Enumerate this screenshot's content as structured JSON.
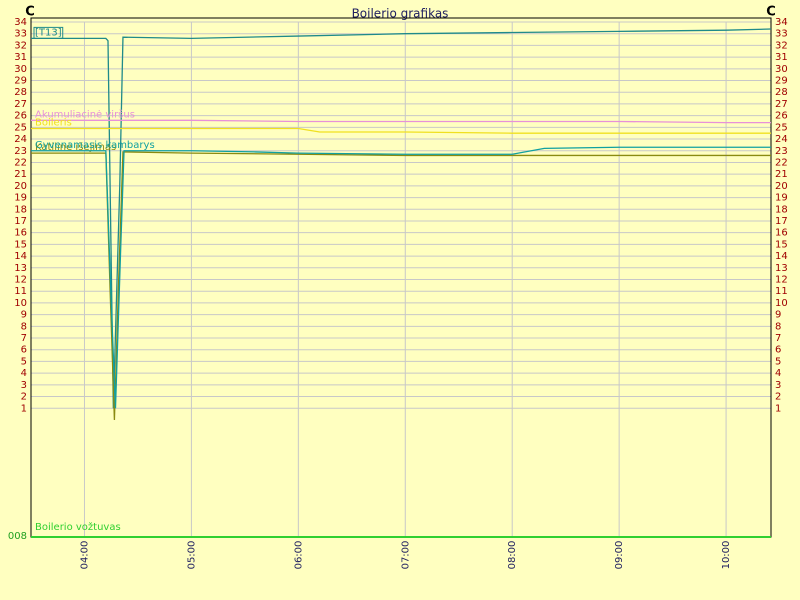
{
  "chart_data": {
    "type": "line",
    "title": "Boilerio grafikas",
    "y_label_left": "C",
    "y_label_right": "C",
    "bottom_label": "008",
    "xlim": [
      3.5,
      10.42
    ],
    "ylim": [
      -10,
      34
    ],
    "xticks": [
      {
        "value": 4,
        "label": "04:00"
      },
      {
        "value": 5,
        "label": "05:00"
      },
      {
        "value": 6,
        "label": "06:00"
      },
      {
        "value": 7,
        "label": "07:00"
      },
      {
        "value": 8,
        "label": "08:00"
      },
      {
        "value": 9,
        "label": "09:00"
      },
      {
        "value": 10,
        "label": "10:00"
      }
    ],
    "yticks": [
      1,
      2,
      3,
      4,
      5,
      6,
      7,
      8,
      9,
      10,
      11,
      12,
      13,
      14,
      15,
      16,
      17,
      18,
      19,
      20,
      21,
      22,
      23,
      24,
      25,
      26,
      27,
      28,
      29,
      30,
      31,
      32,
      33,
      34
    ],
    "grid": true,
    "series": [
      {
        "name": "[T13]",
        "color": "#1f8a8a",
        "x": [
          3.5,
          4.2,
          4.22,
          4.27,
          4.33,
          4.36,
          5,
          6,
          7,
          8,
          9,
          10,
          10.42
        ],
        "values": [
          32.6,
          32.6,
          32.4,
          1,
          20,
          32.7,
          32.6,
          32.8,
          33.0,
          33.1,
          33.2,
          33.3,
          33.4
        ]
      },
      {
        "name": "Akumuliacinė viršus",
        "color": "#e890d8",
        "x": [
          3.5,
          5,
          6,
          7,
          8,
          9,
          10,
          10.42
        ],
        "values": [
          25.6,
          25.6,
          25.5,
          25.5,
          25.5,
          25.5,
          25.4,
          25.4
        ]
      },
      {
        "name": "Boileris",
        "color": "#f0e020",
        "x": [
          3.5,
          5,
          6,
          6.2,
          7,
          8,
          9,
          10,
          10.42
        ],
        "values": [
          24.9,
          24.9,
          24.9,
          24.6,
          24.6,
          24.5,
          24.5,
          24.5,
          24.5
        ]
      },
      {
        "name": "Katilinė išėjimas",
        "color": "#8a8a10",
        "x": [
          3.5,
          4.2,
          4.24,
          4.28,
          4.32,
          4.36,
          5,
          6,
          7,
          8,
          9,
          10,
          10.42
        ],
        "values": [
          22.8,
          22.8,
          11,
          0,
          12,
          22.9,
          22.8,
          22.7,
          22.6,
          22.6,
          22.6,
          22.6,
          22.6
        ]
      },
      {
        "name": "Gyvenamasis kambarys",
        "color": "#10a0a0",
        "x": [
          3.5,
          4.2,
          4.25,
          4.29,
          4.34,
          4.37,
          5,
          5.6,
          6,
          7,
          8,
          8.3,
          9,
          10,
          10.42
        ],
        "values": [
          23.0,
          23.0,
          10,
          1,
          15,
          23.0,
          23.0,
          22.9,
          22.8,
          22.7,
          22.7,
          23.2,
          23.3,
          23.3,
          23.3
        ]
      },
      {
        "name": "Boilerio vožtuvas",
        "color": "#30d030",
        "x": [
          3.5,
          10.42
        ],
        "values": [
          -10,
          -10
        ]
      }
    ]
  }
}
-------------------------
Identify the lines in the entries above that contain "color", then copy them out.

        "color": "#1f8a8a",
        "color": "#e890d8",
        "color": "#f0e020",
        "color": "#8a8a10",
        "color": "#10a0a0",
        "color": "#30d030",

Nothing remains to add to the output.